**SHORT EXERCISE:**
Transcribe every line of the records verbatim.

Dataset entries
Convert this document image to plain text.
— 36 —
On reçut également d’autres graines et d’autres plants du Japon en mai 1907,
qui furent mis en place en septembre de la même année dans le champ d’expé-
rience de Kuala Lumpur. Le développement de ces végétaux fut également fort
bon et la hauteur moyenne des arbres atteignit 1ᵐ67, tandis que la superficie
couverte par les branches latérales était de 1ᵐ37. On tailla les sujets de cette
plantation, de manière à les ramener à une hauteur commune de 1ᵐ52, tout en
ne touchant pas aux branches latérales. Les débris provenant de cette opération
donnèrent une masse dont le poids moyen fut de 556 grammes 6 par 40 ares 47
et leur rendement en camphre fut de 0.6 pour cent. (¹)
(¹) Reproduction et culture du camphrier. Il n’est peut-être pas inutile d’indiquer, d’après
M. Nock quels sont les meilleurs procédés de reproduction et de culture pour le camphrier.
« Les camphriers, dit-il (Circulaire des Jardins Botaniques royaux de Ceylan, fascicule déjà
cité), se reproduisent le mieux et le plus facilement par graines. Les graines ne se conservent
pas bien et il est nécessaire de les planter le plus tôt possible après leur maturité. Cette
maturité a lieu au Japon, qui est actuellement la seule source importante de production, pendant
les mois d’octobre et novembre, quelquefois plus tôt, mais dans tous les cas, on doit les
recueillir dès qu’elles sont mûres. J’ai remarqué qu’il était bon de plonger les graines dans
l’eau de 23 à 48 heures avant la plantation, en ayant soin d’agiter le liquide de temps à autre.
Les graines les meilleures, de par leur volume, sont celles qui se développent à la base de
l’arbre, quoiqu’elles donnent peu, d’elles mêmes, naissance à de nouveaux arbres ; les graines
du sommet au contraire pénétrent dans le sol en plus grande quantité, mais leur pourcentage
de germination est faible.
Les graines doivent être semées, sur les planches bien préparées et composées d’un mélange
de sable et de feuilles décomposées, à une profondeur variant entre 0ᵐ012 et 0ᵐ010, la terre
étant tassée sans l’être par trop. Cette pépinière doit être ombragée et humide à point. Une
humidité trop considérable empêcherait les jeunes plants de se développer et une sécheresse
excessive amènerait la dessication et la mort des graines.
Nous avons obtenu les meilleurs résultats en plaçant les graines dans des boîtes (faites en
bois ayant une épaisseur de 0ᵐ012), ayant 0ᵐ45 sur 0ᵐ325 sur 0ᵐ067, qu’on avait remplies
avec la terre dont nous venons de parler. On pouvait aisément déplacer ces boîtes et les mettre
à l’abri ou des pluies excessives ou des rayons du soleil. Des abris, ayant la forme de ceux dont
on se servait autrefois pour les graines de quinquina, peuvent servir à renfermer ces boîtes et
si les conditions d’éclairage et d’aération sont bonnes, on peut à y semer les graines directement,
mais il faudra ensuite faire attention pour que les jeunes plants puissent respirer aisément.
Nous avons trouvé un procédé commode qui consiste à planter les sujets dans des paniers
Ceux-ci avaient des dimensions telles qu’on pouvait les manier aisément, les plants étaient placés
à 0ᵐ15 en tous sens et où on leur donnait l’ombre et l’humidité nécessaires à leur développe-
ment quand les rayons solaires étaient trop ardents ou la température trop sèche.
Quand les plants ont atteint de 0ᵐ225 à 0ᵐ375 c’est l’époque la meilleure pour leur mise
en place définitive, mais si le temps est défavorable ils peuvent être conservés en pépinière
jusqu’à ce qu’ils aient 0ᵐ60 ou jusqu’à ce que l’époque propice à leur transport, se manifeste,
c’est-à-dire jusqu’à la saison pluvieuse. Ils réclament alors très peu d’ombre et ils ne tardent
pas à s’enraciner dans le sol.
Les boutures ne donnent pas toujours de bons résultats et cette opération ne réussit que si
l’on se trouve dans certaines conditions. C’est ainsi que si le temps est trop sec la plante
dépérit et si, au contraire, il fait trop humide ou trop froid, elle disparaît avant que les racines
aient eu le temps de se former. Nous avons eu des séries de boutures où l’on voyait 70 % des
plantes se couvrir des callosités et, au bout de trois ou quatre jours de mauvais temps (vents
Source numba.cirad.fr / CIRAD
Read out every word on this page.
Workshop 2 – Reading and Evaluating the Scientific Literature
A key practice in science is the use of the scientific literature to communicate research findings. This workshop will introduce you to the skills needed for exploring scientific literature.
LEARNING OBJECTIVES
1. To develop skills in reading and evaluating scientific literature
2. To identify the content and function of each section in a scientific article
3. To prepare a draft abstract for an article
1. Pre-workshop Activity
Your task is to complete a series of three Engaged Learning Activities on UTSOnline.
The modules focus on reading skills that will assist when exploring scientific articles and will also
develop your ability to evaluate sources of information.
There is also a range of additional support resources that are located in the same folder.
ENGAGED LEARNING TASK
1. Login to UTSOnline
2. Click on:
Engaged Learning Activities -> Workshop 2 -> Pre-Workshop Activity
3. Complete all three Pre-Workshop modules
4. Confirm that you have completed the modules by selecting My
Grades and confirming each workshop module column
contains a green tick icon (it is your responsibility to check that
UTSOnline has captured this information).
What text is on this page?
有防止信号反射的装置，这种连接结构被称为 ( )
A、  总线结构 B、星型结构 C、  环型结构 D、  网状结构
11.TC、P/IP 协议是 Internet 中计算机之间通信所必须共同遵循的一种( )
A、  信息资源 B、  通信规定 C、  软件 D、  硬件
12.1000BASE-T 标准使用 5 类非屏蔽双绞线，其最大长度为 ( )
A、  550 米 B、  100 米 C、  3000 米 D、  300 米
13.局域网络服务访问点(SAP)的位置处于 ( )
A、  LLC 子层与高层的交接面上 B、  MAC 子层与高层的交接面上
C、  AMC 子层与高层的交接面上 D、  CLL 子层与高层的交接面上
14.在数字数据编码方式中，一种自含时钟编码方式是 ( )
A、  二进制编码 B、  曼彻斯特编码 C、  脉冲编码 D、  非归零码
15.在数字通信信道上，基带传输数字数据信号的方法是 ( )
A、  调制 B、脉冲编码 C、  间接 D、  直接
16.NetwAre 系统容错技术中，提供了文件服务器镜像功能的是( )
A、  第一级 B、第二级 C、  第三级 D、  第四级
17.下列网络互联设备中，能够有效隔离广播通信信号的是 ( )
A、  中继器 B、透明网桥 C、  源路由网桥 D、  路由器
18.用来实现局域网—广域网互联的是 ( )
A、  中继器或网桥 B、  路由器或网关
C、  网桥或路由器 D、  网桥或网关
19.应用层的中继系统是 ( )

**TASK RESULT:**
Convert this document image to plain text.
— 36 —
On reçut également d’autres graines et d’autres plants du Japon en mai 1907,
qui furent mis en place en septembre de la même année dans le champ d’expé-
rience de Kuala Lumpur. Le développement de ces végétaux fut également fort
bon et la hauteur moyenne des arbres atteignit 1ᵐ67, tandis que la superficie
couverte par les branches latérales était de 1ᵐ37. On tailla les sujets de cette
plantation, de manière à les ramener à une hauteur commune de 1ᵐ52, tout en
ne touchant pas aux branches latérales. Les débris provenant de cette opération
donnèrent une masse dont le poids moyen fut de 556 grammes 6 par 40 ares 47
et leur rendement en camphre fut de 0.6 pour cent. (¹)
(¹) Reproduction et culture du camphrier. Il n’est peut-être pas inutile d’indiquer, d’après
M. Nock quels sont les meilleurs procédés de reproduction et de culture pour le camphrier.
« Les camphriers, dit-il (Circulaire des Jardins Botaniques royaux de Ceylan, fascicule déjà
cité), se reproduisent le mieux et le plus facilement par graines. Les graines ne se conservent
pas bien et il est nécessaire de les planter le plus tôt possible après leur maturité. Cette
maturité a lieu au Japon, qui est actuellement la seule source importante de production, pendant
les mois d’octobre et novembre, quelquefois plus tôt, mais dans tous les cas, on doit les
recueillir dès qu’elles sont mûres. J’ai remarqué qu’il était bon de plonger les graines dans
l’eau de 23 à 48 heures avant la plantation, en ayant soin d’agiter le liquide de temps à autre.
Les graines les meilleures, de par leur volume, sont celles qui se développent à la base de
l’arbre, quoiqu’elles donnent peu, d’elles mêmes, naissance à de nouveaux arbres ; les graines
du sommet au contraire pénétrent dans le sol en plus grande quantité, mais leur pourcentage
de germination est faible.
Les graines doivent être semées, sur les planches bien préparées et composées d’un mélange
de sable et de feuilles décomposées, à une profondeur variant entre 0ᵐ012 et 0ᵐ010, la terre
étant tassée sans l’être par trop. Cette pépinière doit être ombragée et humide à point. Une
humidité trop considérable empêcherait les jeunes plants de se développer et une sécheresse
excessive amènerait la dessication et la mort des graines.
Nous avons obtenu les meilleurs résultats en plaçant les graines dans des boîtes (faites en
bois ayant une épaisseur de 0ᵐ012), ayant 0ᵐ45 sur 0ᵐ325 sur 0ᵐ067, qu’on avait remplies
avec la terre dont nous venons de parler. On pouvait aisément déplacer ces boîtes et les mettre
à l’abri ou des pluies excessives ou des rayons du soleil. Des abris, ayant la forme de ceux dont
on se servait autrefois pour les graines de quinquina, peuvent servir à renfermer ces boîtes et
si les conditions d’éclairage et d’aération sont bonnes, on peut à y semer les graines directement,
mais il faudra ensuite faire attention pour que les jeunes plants puissent respirer aisément.
Nous avons trouvé un procédé commode qui consiste à planter les sujets dans des paniers
Ceux-ci avaient des dimensions telles qu’on pouvait les manier aisément, les plants étaient placés
à 0ᵐ15 en tous sens et où on leur donnait l’ombre et l’humidité nécessaires à leur développe-
ment quand les rayons solaires étaient trop ardents ou la température trop sèche.
Quand les plants ont atteint de 0ᵐ225 à 0ᵐ375 c’est l’époque la meilleure pour leur mise
en place définitive, mais si le temps est défavorable ils peuvent être conservés en pépinière
jusqu’à ce qu’ils aient 0ᵐ60 ou jusqu’à ce que l’époque propice à leur transport, se manifeste,
c’est-à-dire jusqu’à la saison pluvieuse. Ils réclament alors très peu d’ombre et ils ne tardent
pas à s’enraciner dans le sol.
Les boutures ne donnent pas toujours de bons résultats et cette opération ne réussit que si
l’on se trouve dans certaines conditions. C’est ainsi que si le temps est trop sec la plante
dépérit et si, au contraire, il fait trop humide ou trop froid, elle disparaît avant que les racines
aient eu le temps de se former. Nous avons eu des séries de boutures où l’on voyait 70 % des
plantes se couvrir des callosités et, au bout de trois ou quatre jours de mauvais temps (vents
Source numba.cirad.fr / CIRAD
Read out every word on this page.
Workshop 2 – Reading and Evaluating the Scientific Literature
A key practice in science is the use of the scientific literature to communicate research findings. This workshop will introduce you to the skills needed for exploring scientific literature.
LEARNING OBJECTIVES
1. To develop skills in reading and evaluating scientific literature
2. To identify the content and function of each section in a scientific article
3. To prepare a draft abstract for an article
1. Pre-workshop Activity
Your task is to complete a series of three Engaged Learning Activities on UTSOnline.
The modules focus on reading skills that will assist when exploring scientific articles and will also
develop your ability to evaluate sources of information.
There is also a range of additional support resources that are located in the same folder.
ENGAGED LEARNING TASK
1. Login to UTSOnline
2. Click on:
Engaged Learning Activities -> Workshop 2 -> Pre-Workshop Activity
3. Complete all three Pre-Workshop modules
4. Confirm that you have completed the modules by selecting My
Grades and confirming each workshop module column
contains a green tick icon (it is your responsibility to check that
UTSOnline has captured this information).
What text is on this page?
有防止信号反射的装置，这种连接结构被称为 ( )
A、  总线结构 B、星型结构 C、  环型结构 D、  网状结构
11.TC、P/IP 协议是 Internet 中计算机之间通信所必须共同遵循的一种( )
A、  信息资源 B、  通信规定 C、  软件 D、  硬件
12.1000BASE-T 标准使用 5 类非屏蔽双绞线，其最大长度为 ( )
A、  550 米 B、  100 米 C、  3000 米 D、  300 米
13.局域网络服务访问点(SAP)的位置处于 ( )
A、  LLC 子层与高层的交接面上 B、  MAC 子层与高层的交接面上
C、  AMC 子层与高层的交接面上 D、  CLL 子层与高层的交接面上
14.在数字数据编码方式中，一种自含时钟编码方式是 ( )
A、  二进制编码 B、  曼彻斯特编码 C、  脉冲编码 D、  非归零码
15.在数字通信信道上，基带传输数字数据信号的方法是 ( )
A、  调制 B、脉冲编码 C、  间接 D、  直接
16.NetwAre 系统容错技术中，提供了文件服务器镜像功能的是( )
A、  第一级 B、第二级 C、  第三级 D、  第四级
17.下列网络互联设备中，能够有效隔离广播通信信号的是 ( )
A、  中继器 B、透明网桥 C、  源路由网桥 D、  路由器
18.用来实现局域网—广域网互联的是 ( )
A、  中继器或网桥 B、  路由器或网关
C、  网桥或路由器 D、  网桥或网关
19.应用层的中继系统是 ( )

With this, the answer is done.